Work to be completed: Find and copy every line in the records that includes the string "БОЛЕЕ".

# # # # #

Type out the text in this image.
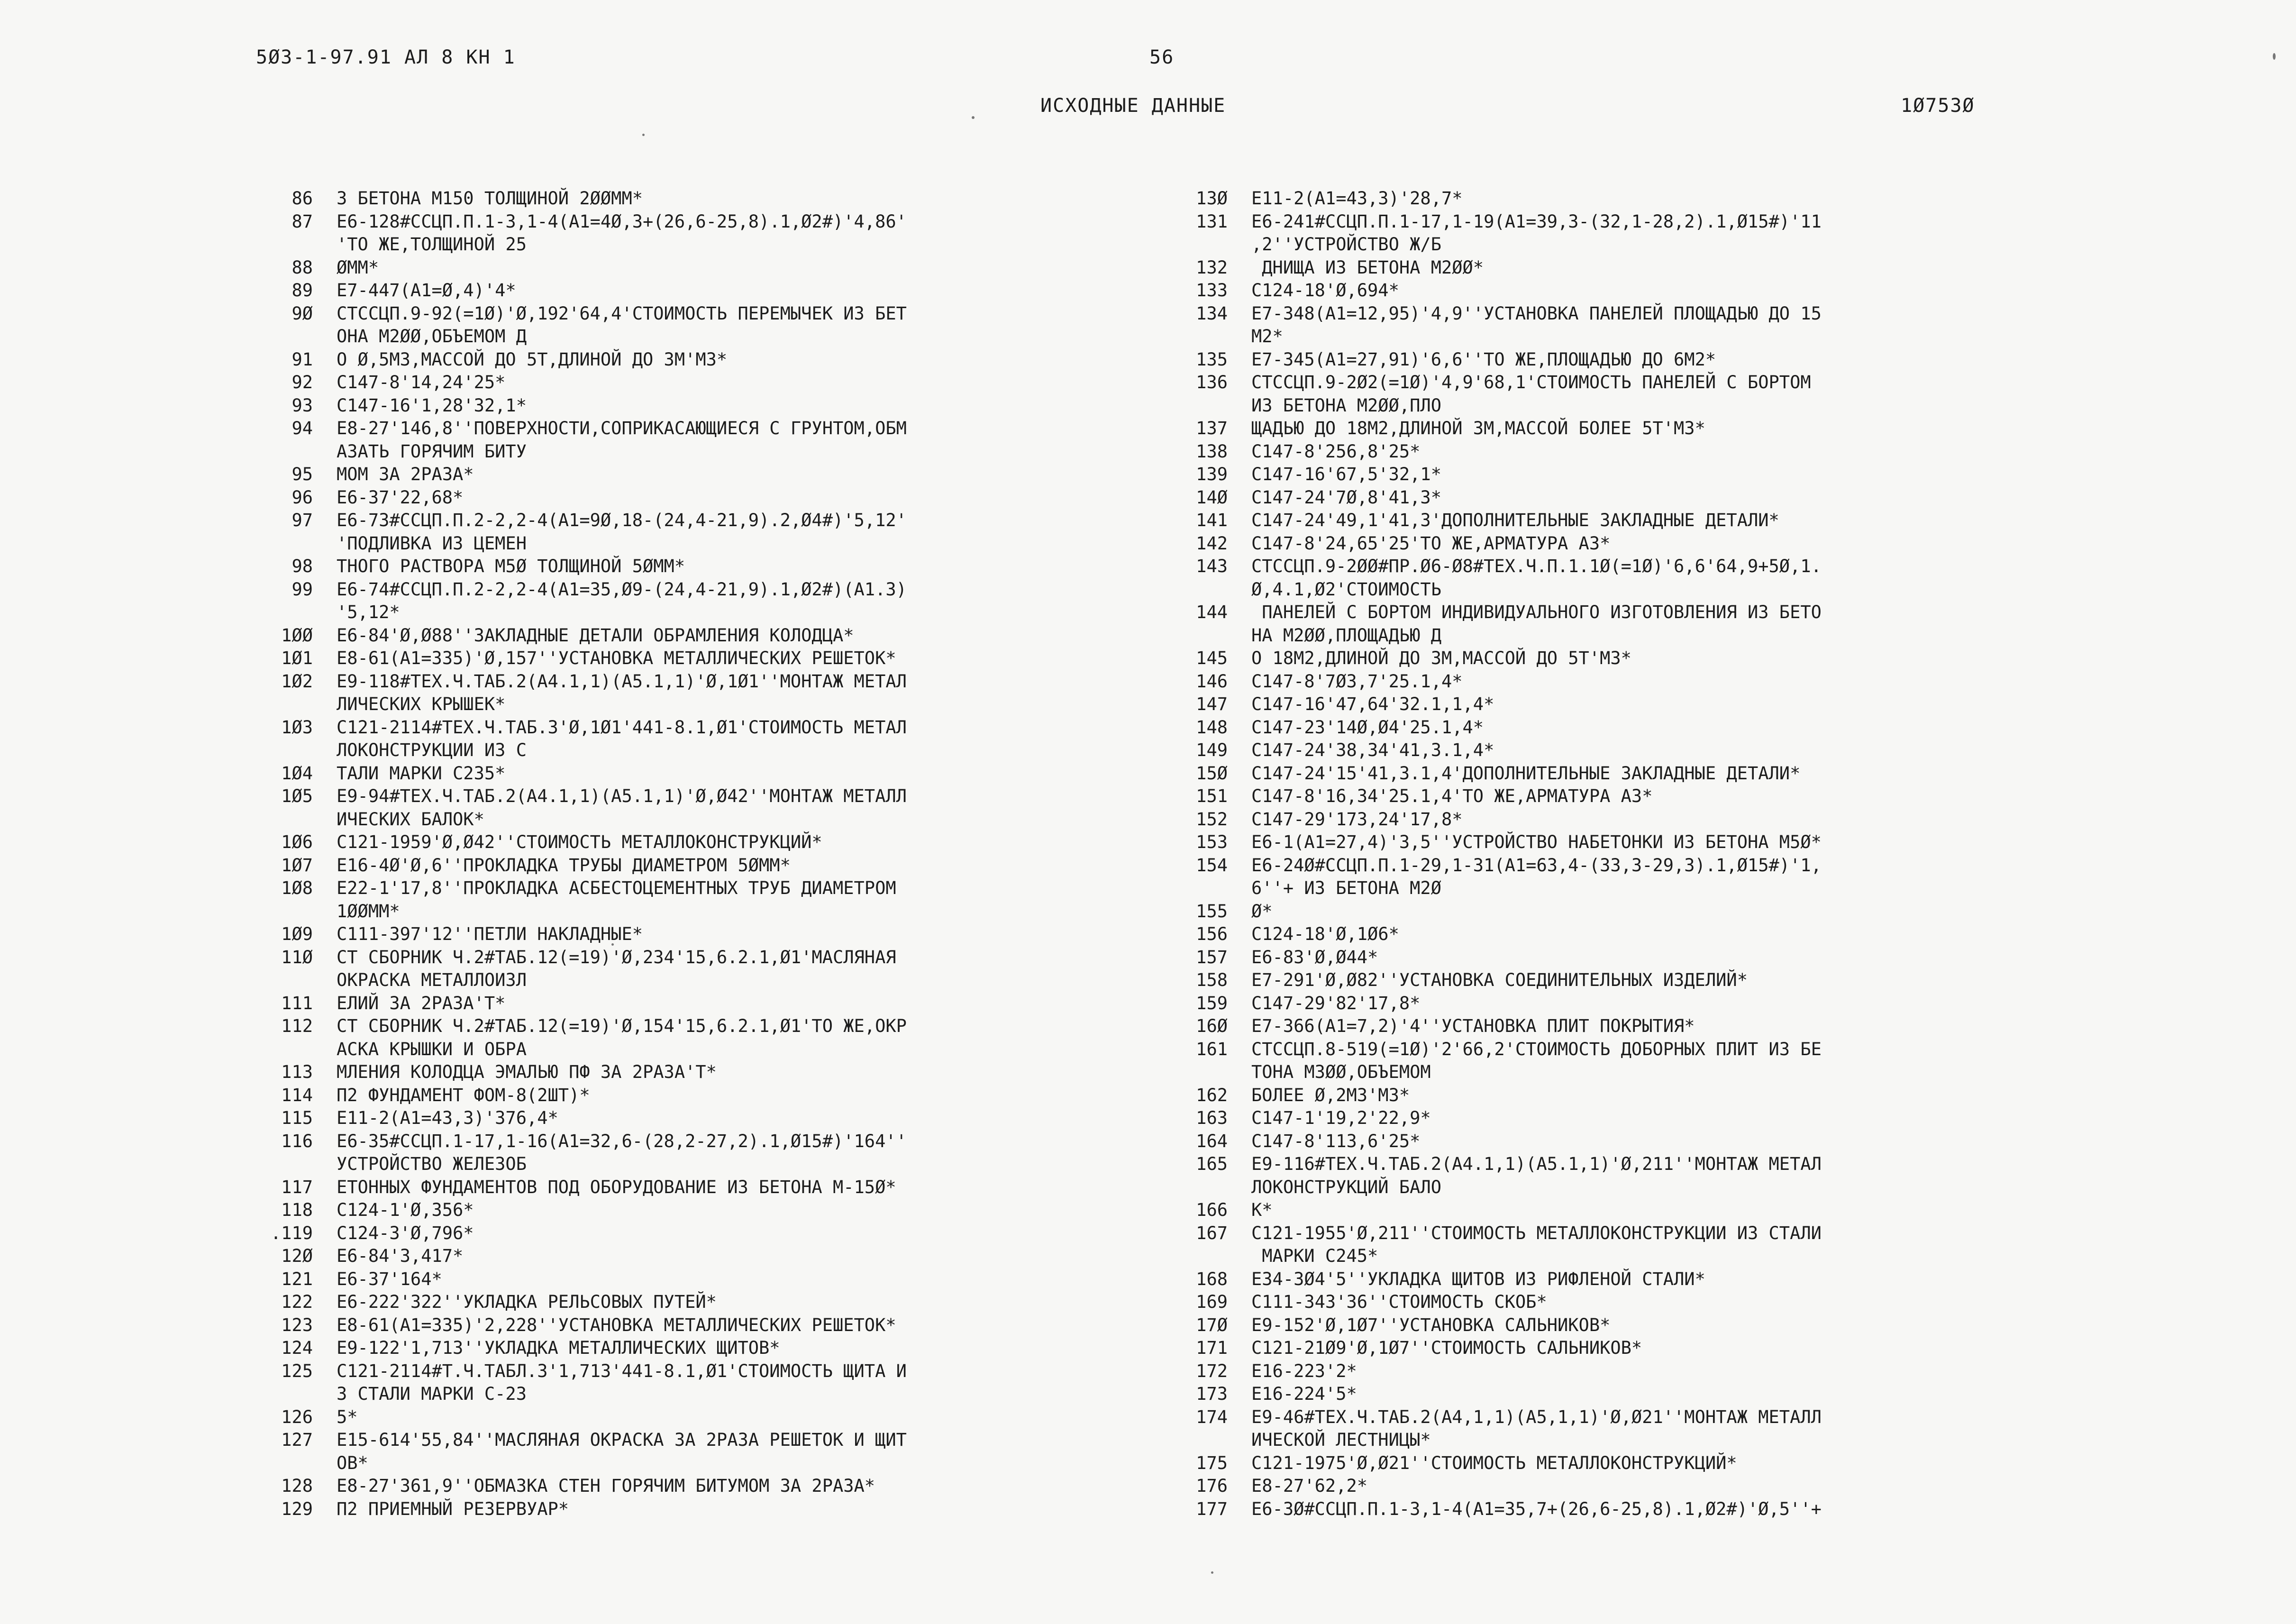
5Ø3-1-97.91 АЛ 8 КН 1	56
ИСХОДНЫЕ ДАННЫЕ	1Ø753Ø
86 3 БЕТОНА М150 ТОЛЩИНОЙ 2ØØММ*
87 Е6-128#ССЦП.П.1-3,1-4(А1=4Ø,3+(26,6-25,8).1,Ø2#)'4,86'
'ТО ЖЕ,ТОЛЩИНОЙ 25
88 ØММ*
89 Е7-447(А1=Ø,4)'4*
9Ø СТССЦП.9-92(=1Ø)'Ø,192'64,4'СТОИМОСТЬ ПЕРЕМЫЧЕК ИЗ БЕТ
ОНА М2ØØ,ОБЪЕМОМ Д
91 О Ø,5М3,МАССОЙ ДО 5Т,ДЛИНОЙ ДО 3М'М3*
92 С147-8'14,24'25*
93 С147-16'1,28'32,1*
94 Е8-27'146,8''ПОВЕРХНОСТИ,СОПРИКАСАЮЩИЕСЯ С ГРУНТОМ,ОБМ
АЗАТЬ ГОРЯЧИМ БИТУ
95 МОМ ЗА 2РАЗА*
96 Е6-37'22,68*
97 Е6-73#ССЦП.П.2-2,2-4(А1=9Ø,18-(24,4-21,9).2,Ø4#)'5,12'
'ПОДЛИВКА ИЗ ЦЕМЕН
98 ТНОГО РАСТВОРА М5Ø ТОЛЩИНОЙ 5ØММ*
99 Е6-74#ССЦП.П.2-2,2-4(А1=35,Ø9-(24,4-21,9).1,Ø2#)(А1.3)
'5,12*
1ØØ Е6-84'Ø,Ø88''ЗАКЛАДНЫЕ ДЕТАЛИ ОБРАМЛЕНИЯ КОЛОДЦА*
1Ø1 Е8-61(А1=335)'Ø,157''УСТАНОВКА МЕТАЛЛИЧЕСКИХ РЕШЕТОК*
1Ø2 Е9-118#ТЕХ.Ч.ТАБ.2(А4.1,1)(А5.1,1)'Ø,1Ø1''МОНТАЖ МЕТАЛ
ЛИЧЕСКИХ КРЫШЕК*
1Ø3 С121-2114#ТЕХ.Ч.ТАБ.3'Ø,1Ø1'441-8.1,Ø1'СТОИМОСТЬ МЕТАЛ
ЛОКОНСТРУКЦИИ ИЗ С
1Ø4 ТАЛИ МАРКИ С235*
1Ø5 Е9-94#ТЕХ.Ч.ТАБ.2(А4.1,1)(А5.1,1)'Ø,Ø42''МОНТАЖ МЕТАЛЛ
ИЧЕСКИХ БАЛОК*
1Ø6 С121-1959'Ø,Ø42''СТОИМОСТЬ МЕТАЛЛОКОНСТРУКЦИЙ*
1Ø7 Е16-4Ø'Ø,6''ПРОКЛАДКА ТРУБЫ ДИАМЕТРОМ 5ØММ*
1Ø8 Е22-1'17,8''ПРОКЛАДКА АСБЕСТОЦЕМЕНТНЫХ ТРУБ ДИАМЕТРОМ
1ØØММ*
1Ø9 С111-397'12''ПЕТЛИ НАКЛАДНЫЕ*
11Ø СТ СБОРНИК Ч.2#ТАБ.12(=19)'Ø,234'15,6.2.1,Ø1'МАСЛЯНАЯ
ОКРАСКА МЕТАЛЛОИЗЛ
111 ЕЛИЙ ЗА 2РАЗА'Т*
112 СТ СБОРНИК Ч.2#ТАБ.12(=19)'Ø,154'15,6.2.1,Ø1'ТО ЖЕ,ОКР
АСКА КРЫШКИ И ОБРА
113 МЛЕНИЯ КОЛОДЦА ЭМАЛЬЮ ПФ ЗА 2РАЗА'Т*
114 П2 ФУНДАМЕНТ ФОМ-8(2ШТ)*
115 Е11-2(А1=43,3)'376,4*
116 Е6-35#ССЦП.1-17,1-16(А1=32,6-(28,2-27,2).1,Ø15#)'164''
УСТРОЙСТВО ЖЕЛЕЗОБ
117 ЕТОННЫХ ФУНДАМЕНТОВ ПОД ОБОРУДОВАНИЕ ИЗ БЕТОНА М-15Ø*
118 С124-1'Ø,356*
.119 С124-3'Ø,796*
12Ø Е6-84'3,417*
121 Е6-37'164*
122 Е6-222'322''УКЛАДКА РЕЛЬСОВЫХ ПУТЕЙ*
123 Е8-61(А1=335)'2,228''УСТАНОВКА МЕТАЛЛИЧЕСКИХ РЕШЕТОК*
124 Е9-122'1,713''УКЛАДКА МЕТАЛЛИЧЕСКИХ ЩИТОВ*
125 С121-2114#Т.Ч.ТАБЛ.3'1,713'441-8.1,Ø1'СТОИМОСТЬ ЩИТА И
З СТАЛИ МАРКИ С-23
126 5*
127 Е15-614'55,84''МАСЛЯНАЯ ОКРАСКА ЗА 2РАЗА РЕШЕТОК И ЩИТ
ОВ*
128 Е8-27'361,9''ОБМАЗКА СТЕН ГОРЯЧИМ БИТУМОМ ЗА 2РАЗА*
129 П2 ПРИЕМНЫЙ РЕЗЕРВУАР*
13Ø Е11-2(А1=43,3)'28,7*
131 Е6-241#ССЦП.П.1-17,1-19(А1=39,3-(32,1-28,2).1,Ø15#)'11
,2''УСТРОЙСТВО Ж/Б
132 ДНИЩА ИЗ БЕТОНА М2ØØ*
133 С124-18'Ø,694*
134 Е7-348(А1=12,95)'4,9''УСТАНОВКА ПАНЕЛЕЙ ПЛОЩАДЬЮ ДО 15
М2*
135 Е7-345(А1=27,91)'6,6''ТО ЖЕ,ПЛОЩАДЬЮ ДО 6М2*
136 СТССЦП.9-2Ø2(=1Ø)'4,9'68,1'СТОИМОСТЬ ПАНЕЛЕЙ С БОРТОМ
ИЗ БЕТОНА М2ØØ,ПЛО
137 ЩАДЬЮ ДО 18М2,ДЛИНОЙ 3М,МАССОЙ БОЛЕЕ 5Т'М3*
138 С147-8'256,8'25*
139 С147-16'67,5'32,1*
14Ø С147-24'7Ø,8'41,3*
141 С147-24'49,1'41,3'ДОПОЛНИТЕЛЬНЫЕ ЗАКЛАДНЫЕ ДЕТАЛИ*
142 С147-8'24,65'25'ТО ЖЕ,АРМАТУРА А3*
143 СТССЦП.9-2ØØ#ПР.Ø6-Ø8#ТЕХ.Ч.П.1.1Ø(=1Ø)'6,6'64,9+5Ø,1.
Ø,4.1,Ø2'СТОИМОСТЬ
144 ПАНЕЛЕЙ С БОРТОМ ИНДИВИДУАЛЬНОГО ИЗГОТОВЛЕНИЯ ИЗ БЕТО
НА М2ØØ,ПЛОЩАДЬЮ Д
145 О 18М2,ДЛИНОЙ ДО 3М,МАССОЙ ДО 5Т'М3*
146 С147-8'7Ø3,7'25.1,4*
147 С147-16'47,64'32.1,1,4*
148 С147-23'14Ø,Ø4'25.1,4*
149 С147-24'38,34'41,3.1,4*
15Ø С147-24'15'41,3.1,4'ДОПОЛНИТЕЛЬНЫЕ ЗАКЛАДНЫЕ ДЕТАЛИ*
151 С147-8'16,34'25.1,4'ТО ЖЕ,АРМАТУРА А3*
152 С147-29'173,24'17,8*
153 Е6-1(А1=27,4)'3,5''УСТРОЙСТВО НАБЕТОНКИ ИЗ БЕТОНА М5Ø*
154 Е6-24Ø#ССЦП.П.1-29,1-31(А1=63,4-(33,3-29,3).1,Ø15#)'1,
6''+ ИЗ БЕТОНА М2Ø
155 Ø*
156 С124-18'Ø,1Ø6*
157 Е6-83'Ø,Ø44*
158 Е7-291'Ø,Ø82''УСТАНОВКА СОЕДИНИТЕЛЬНЫХ ИЗДЕЛИЙ*
159 С147-29'82'17,8*
16Ø Е7-366(А1=7,2)'4''УСТАНОВКА ПЛИТ ПОКРЫТИЯ*
161 СТССЦП.8-519(=1Ø)'2'66,2'СТОИМОСТЬ ДОБОРНЫХ ПЛИТ ИЗ БЕ
ТОНА М3ØØ,ОБЪЕМОМ
162 БОЛЕЕ Ø,2М3'М3*
163 С147-1'19,2'22,9*
164 С147-8'113,6'25*
165 Е9-116#ТЕХ.Ч.ТАБ.2(А4.1,1)(А5.1,1)'Ø,211''МОНТАЖ МЕТАЛ
ЛОКОНСТРУКЦИЙ БАЛО
166 К*
167 С121-1955'Ø,211''СТОИМОСТЬ МЕТАЛЛОКОНСТРУКЦИИ ИЗ СТАЛИ
МАРКИ С245*
168 Е34-3Ø4'5''УКЛАДКА ЩИТОВ ИЗ РИФЛЕНОЙ СТАЛИ*
169 С111-343'36''СТОИМОСТЬ СКОБ*
17Ø Е9-152'Ø,1Ø7''УСТАНОВКА САЛЬНИКОВ*
171 С121-21Ø9'Ø,1Ø7''СТОИМОСТЬ САЛЬНИКОВ*
172 Е16-223'2*
173 Е16-224'5*
174 Е9-46#ТЕХ.Ч.ТАБ.2(А4,1,1)(А5,1,1)'Ø,Ø21''МОНТАЖ МЕТАЛЛ
ИЧЕСКОЙ ЛЕСТНИЦЫ*
175 С121-1975'Ø,Ø21''СТОИМОСТЬ МЕТАЛЛОКОНСТРУКЦИЙ*
176 Е8-27'62,2*
177 Е6-3Ø#ССЦП.П.1-3,1-4(А1=35,7+(26,6-25,8).1,Ø2#)'Ø,5''+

# # # # #

Response below:
137 ЩАДЬЮ ДО 18М2,ДЛИНОЙ 3М,МАССОЙ БОЛЕЕ 5Т'М3*
162 БОЛЕЕ Ø,2М3'М3*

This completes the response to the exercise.